### DATA EXTRACT

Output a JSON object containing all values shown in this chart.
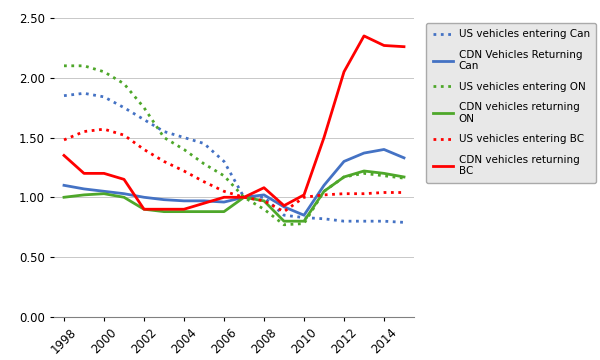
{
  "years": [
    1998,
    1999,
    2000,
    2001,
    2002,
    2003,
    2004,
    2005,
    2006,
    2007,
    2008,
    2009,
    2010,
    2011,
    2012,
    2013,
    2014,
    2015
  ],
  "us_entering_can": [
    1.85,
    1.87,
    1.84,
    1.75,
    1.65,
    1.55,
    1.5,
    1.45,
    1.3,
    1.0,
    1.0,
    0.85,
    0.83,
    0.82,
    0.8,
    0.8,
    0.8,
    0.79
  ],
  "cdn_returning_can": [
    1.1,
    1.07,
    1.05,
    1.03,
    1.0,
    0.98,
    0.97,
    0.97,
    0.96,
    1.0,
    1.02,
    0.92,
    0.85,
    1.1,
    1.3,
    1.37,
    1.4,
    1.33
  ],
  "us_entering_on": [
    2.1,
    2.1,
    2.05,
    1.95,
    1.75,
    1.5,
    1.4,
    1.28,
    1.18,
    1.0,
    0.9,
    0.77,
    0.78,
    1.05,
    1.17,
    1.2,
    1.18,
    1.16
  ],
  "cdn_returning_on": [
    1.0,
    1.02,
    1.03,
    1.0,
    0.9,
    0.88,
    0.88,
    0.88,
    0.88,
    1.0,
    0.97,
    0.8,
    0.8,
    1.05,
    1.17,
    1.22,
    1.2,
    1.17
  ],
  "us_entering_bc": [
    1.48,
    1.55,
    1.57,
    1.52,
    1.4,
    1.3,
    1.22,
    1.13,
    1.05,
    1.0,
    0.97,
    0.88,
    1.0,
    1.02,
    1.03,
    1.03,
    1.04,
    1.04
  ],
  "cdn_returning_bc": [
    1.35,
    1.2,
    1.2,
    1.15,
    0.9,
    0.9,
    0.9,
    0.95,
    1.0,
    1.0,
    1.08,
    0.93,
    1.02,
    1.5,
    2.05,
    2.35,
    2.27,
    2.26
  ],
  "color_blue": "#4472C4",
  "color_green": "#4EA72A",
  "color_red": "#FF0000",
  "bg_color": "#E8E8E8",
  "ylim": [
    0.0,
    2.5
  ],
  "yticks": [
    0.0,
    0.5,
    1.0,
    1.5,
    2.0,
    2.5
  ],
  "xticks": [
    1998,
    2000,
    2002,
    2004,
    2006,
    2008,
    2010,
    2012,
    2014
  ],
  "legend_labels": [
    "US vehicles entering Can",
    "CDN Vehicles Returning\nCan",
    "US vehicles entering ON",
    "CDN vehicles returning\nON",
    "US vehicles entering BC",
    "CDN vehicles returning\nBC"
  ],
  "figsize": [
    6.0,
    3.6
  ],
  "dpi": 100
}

######

* _CHALLENGE_: Print each line of the material above exactly, with the pictures removed from your copy.

* _EXPECTED ANSWER_:
Output a JSON object containing all values shown in this chart.
{
  "years": [
    1998,
    1999,
    2000,
    2001,
    2002,
    2003,
    2004,
    2005,
    2006,
    2007,
    2008,
    2009,
    2010,
    2011,
    2012,
    2013,
    2014,
    2015
  ],
  "us_entering_can": [
    1.85,
    1.87,
    1.84,
    1.75,
    1.65,
    1.55,
    1.5,
    1.45,
    1.3,
    1.0,
    1.0,
    0.85,
    0.83,
    0.82,
    0.8,
    0.8,
    0.8,
    0.79
  ],
  "cdn_returning_can": [
    1.1,
    1.07,
    1.05,
    1.03,
    1.0,
    0.98,
    0.97,
    0.97,
    0.96,
    1.0,
    1.02,
    0.92,
    0.85,
    1.1,
    1.3,
    1.37,
    1.4,
    1.33
  ],
  "us_entering_on": [
    2.1,
    2.1,
    2.05,
    1.95,
    1.75,
    1.5,
    1.4,
    1.28,
    1.18,
    1.0,
    0.9,
    0.77,
    0.78,
    1.05,
    1.17,
    1.2,
    1.18,
    1.16
  ],
  "cdn_returning_on": [
    1.0,
    1.02,
    1.03,
    1.0,
    0.9,
    0.88,
    0.88,
    0.88,
    0.88,
    1.0,
    0.97,
    0.8,
    0.8,
    1.05,
    1.17,
    1.22,
    1.2,
    1.17
  ],
  "us_entering_bc": [
    1.48,
    1.55,
    1.57,
    1.52,
    1.4,
    1.3,
    1.22,
    1.13,
    1.05,
    1.0,
    0.97,
    0.88,
    1.0,
    1.02,
    1.03,
    1.03,
    1.04,
    1.04
  ],
  "cdn_returning_bc": [
    1.35,
    1.2,
    1.2,
    1.15,
    0.9,
    0.9,
    0.9,
    0.95,
    1.0,
    1.0,
    1.08,
    0.93,
    1.02,
    1.5,
    2.05,
    2.35,
    2.27,
    2.26
  ],
  "color_blue": "#4472C4",
  "color_green": "#4EA72A",
  "color_red": "#FF0000",
  "bg_color": "#E8E8E8",
  "ylim": [
    0.0,
    2.5
  ],
  "yticks": [
    0.0,
    0.5,
    1.0,
    1.5,
    2.0,
    2.5
  ],
  "xticks": [
    1998,
    2000,
    2002,
    2004,
    2006,
    2008,
    2010,
    2012,
    2014
  ],
  "legend_labels": [
    "US vehicles entering Can",
    "CDN Vehicles Returning\nCan",
    "US vehicles entering ON",
    "CDN vehicles returning\nON",
    "US vehicles entering BC",
    "CDN vehicles returning\nBC"
  ],
  "figsize": [
    6.0,
    3.6
  ],
  "dpi": 100
}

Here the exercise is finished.